From the records, pick out and copy each line containing "data".

» Given information
☆ ☆ ☆

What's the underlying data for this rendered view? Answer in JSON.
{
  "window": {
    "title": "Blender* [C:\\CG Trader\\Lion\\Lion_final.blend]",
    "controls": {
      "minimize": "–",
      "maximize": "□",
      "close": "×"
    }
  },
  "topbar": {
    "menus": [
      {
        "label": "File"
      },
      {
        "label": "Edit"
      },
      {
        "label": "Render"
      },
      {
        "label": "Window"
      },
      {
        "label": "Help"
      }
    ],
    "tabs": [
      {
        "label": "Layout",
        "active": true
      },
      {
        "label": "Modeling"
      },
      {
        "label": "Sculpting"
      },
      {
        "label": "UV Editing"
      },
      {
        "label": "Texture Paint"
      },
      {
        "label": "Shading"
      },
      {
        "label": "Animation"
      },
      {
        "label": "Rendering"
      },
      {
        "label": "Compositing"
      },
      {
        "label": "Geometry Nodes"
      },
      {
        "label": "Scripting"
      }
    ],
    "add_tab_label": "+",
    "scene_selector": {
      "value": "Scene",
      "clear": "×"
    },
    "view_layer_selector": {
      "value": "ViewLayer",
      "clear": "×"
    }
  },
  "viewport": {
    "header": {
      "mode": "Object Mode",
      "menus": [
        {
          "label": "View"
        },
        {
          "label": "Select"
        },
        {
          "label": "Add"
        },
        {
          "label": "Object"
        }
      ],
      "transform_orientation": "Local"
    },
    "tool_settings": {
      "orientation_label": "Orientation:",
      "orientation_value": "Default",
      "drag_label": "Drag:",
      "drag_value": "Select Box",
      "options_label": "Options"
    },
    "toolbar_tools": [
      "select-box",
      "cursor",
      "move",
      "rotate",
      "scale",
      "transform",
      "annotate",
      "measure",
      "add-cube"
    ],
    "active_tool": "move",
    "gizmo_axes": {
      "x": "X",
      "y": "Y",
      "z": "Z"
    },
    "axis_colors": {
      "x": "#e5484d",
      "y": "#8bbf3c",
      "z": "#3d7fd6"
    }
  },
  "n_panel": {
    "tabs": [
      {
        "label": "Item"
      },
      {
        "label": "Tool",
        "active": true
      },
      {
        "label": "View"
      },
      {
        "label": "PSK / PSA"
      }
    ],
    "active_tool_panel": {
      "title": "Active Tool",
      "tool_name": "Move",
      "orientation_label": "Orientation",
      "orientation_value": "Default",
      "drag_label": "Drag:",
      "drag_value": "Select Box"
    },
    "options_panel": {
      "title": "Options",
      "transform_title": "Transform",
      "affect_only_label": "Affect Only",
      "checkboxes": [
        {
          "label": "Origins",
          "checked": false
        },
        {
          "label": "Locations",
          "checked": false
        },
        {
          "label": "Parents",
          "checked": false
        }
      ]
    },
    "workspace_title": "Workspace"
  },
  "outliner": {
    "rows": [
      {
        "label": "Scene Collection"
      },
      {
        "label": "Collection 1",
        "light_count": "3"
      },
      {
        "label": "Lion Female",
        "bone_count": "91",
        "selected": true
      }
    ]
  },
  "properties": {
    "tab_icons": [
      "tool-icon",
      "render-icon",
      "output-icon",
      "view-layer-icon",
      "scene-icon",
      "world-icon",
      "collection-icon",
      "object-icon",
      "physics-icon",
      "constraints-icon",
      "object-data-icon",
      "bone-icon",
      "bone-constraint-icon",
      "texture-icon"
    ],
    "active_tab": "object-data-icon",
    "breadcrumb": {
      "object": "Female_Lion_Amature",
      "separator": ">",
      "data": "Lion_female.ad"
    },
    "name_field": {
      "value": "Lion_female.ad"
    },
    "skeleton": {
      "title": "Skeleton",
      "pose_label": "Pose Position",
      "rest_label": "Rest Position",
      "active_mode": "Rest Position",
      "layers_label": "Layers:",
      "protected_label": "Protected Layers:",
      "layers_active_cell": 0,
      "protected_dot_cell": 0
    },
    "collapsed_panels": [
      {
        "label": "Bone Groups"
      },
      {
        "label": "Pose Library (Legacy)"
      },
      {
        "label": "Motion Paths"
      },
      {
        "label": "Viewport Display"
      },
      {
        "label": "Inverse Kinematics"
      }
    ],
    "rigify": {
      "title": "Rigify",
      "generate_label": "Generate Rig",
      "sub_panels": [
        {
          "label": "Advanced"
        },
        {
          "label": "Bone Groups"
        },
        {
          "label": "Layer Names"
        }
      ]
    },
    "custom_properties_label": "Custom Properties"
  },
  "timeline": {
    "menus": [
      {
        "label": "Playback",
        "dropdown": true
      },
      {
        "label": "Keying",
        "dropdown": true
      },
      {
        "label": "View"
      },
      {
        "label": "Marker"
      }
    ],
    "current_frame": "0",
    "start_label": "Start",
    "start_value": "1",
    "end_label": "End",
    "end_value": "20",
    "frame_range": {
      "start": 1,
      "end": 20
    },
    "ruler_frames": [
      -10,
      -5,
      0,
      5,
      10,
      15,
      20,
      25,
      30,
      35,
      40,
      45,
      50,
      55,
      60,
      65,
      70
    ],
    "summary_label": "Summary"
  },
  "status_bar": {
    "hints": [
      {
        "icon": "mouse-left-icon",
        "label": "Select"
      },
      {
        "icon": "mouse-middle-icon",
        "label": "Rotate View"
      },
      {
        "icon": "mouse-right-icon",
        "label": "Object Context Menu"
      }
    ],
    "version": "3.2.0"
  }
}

☆ ☆ ☆

» The reply
What's the underlying data for this rendered view? Answer in JSON.
      "object-data-icon",
    "active_tab": "object-data-icon",
      "data": "Lion_female.ad"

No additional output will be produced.